§ What you should do
Locate the lines where "composers" occurs and copy them as they stand.

§ Record excerpts
----------------------------------------
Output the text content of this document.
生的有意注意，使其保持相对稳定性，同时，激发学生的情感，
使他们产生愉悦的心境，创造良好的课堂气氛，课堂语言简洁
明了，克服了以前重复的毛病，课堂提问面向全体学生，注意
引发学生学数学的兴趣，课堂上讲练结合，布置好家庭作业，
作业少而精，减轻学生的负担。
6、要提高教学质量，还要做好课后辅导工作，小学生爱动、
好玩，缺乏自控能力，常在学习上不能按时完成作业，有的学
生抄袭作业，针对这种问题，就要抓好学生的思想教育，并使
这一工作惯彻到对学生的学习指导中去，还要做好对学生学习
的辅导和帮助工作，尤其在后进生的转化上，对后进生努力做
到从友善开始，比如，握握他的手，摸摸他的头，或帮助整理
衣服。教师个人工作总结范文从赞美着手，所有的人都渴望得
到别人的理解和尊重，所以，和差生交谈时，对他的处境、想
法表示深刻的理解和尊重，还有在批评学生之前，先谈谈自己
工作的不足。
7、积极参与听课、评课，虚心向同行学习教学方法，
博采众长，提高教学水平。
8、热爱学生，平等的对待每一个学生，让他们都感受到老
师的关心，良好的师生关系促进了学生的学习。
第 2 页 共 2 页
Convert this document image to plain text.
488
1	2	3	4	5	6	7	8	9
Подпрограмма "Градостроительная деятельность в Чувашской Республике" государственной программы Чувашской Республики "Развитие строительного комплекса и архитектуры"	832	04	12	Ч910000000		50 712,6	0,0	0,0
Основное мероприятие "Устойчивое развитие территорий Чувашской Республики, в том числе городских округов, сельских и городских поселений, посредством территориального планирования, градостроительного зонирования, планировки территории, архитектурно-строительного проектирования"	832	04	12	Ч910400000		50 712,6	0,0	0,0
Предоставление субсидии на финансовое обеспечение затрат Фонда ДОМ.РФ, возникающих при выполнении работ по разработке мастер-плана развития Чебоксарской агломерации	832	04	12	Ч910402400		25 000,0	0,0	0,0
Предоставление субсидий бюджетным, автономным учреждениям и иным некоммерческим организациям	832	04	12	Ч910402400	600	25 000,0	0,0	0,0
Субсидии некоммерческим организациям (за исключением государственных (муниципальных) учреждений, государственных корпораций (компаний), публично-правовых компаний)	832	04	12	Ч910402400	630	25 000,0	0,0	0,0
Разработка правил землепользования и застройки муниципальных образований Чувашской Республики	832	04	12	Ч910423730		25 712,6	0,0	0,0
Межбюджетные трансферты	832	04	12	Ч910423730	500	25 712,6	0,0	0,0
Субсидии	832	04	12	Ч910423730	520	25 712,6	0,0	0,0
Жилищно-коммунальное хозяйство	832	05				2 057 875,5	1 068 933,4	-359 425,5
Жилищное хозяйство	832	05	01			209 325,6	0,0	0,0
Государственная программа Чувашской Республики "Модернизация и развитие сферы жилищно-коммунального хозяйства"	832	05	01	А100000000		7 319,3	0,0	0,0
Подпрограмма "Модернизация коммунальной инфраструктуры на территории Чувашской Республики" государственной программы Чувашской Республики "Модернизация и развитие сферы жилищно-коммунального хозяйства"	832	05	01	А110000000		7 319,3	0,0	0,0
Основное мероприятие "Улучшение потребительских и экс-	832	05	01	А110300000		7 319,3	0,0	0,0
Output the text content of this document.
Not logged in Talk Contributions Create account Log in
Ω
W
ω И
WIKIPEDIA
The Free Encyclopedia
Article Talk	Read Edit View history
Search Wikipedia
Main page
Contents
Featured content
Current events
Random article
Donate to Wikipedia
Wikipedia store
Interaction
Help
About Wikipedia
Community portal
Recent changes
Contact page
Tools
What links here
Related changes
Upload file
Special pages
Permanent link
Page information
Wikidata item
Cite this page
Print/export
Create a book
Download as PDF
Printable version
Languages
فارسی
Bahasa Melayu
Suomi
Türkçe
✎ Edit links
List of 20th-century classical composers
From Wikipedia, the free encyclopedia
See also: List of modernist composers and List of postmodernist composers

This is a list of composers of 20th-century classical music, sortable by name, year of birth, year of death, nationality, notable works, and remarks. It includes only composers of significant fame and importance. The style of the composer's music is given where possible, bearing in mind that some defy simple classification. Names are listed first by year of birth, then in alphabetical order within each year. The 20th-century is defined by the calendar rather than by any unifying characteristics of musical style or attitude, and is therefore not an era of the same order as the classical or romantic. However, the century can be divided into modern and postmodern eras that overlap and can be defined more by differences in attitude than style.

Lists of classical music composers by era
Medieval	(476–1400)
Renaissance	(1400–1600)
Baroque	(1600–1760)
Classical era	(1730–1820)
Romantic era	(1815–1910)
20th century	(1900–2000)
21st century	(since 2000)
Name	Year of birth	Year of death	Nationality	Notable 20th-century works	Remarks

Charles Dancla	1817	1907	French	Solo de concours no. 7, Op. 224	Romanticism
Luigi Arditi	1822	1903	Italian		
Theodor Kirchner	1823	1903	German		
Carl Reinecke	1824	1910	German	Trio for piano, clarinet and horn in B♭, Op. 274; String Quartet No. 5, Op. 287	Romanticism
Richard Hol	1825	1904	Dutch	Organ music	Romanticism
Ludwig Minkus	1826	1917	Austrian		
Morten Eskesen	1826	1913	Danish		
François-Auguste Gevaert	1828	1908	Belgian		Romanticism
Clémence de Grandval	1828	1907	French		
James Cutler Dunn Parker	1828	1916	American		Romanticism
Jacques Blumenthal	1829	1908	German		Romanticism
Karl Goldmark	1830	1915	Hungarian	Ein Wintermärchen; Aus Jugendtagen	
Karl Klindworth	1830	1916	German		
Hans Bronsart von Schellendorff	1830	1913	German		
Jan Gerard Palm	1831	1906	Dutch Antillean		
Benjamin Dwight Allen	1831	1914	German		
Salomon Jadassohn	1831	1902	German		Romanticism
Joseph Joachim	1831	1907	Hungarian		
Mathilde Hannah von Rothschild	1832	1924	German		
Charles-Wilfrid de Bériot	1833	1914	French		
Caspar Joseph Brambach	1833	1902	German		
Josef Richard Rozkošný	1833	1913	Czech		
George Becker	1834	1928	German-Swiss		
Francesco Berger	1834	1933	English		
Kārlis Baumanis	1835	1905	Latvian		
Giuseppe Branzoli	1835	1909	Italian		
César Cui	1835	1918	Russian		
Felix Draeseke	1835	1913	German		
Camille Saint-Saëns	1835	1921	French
----------------------------------------
§ Response
List of 20th-century classical composers
See also: List of modernist composers and List of postmodernist composers
This is a list of composers of 20th-century classical music, sortable by name, year of birth, year of death, nationality, notable works, and remarks. It includes only composers of significant fame and importance. The style of the composer's music is given where possible, bearing in mind that some defy simple classification. Names are listed first by year of birth, then in alphabetical order within each year. The 20th-century is defined by the calendar rather than by any unifying characteristics of musical style or attitude, and is therefore not an era of the same order as the classical or romantic. However, the century can be divided into modern and postmodern eras that overlap and can be defined more by differences in attitude than style.
Lists of classical music composers by era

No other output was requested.